*TO DO*
In the entries that follow, find the word "correo" and report each line it is on.

## BEGIN

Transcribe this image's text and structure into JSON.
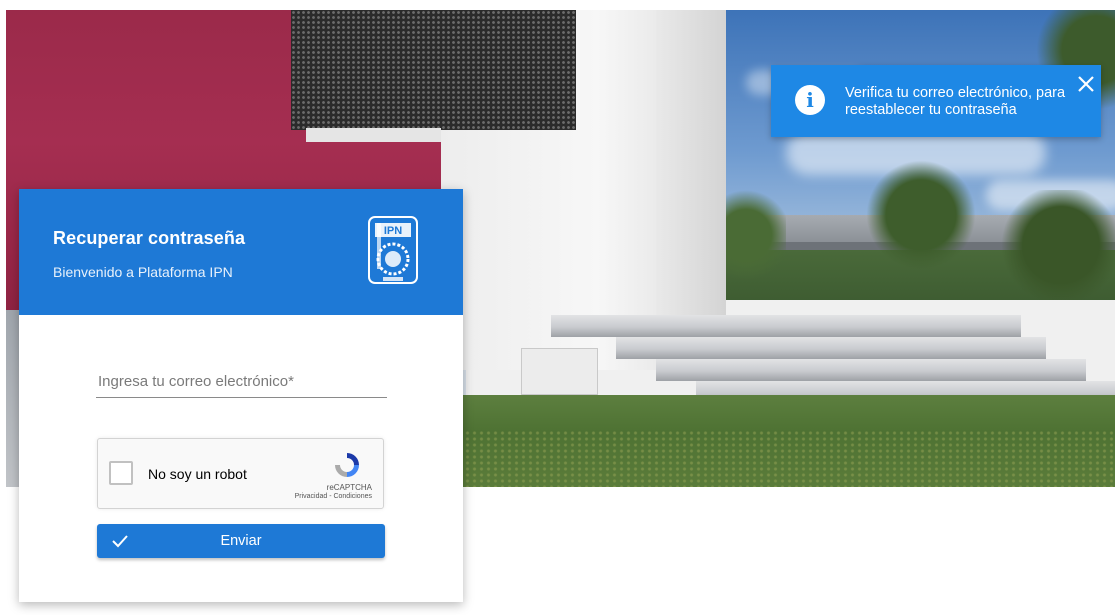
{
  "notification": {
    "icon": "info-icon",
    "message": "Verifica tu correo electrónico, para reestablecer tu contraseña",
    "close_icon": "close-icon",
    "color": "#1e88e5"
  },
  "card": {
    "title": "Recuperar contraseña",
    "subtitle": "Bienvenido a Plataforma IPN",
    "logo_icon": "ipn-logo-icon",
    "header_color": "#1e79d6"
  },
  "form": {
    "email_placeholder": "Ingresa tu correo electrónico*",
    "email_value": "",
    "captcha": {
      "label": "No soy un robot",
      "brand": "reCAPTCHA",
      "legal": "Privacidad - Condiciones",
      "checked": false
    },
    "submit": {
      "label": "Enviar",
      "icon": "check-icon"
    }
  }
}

## END

*RESPONSE TO THE TASK*
    "message": "Verifica tu correo electrónico, para reestablecer tu contraseña",
    "email_placeholder": "Ingresa tu correo electrónico*",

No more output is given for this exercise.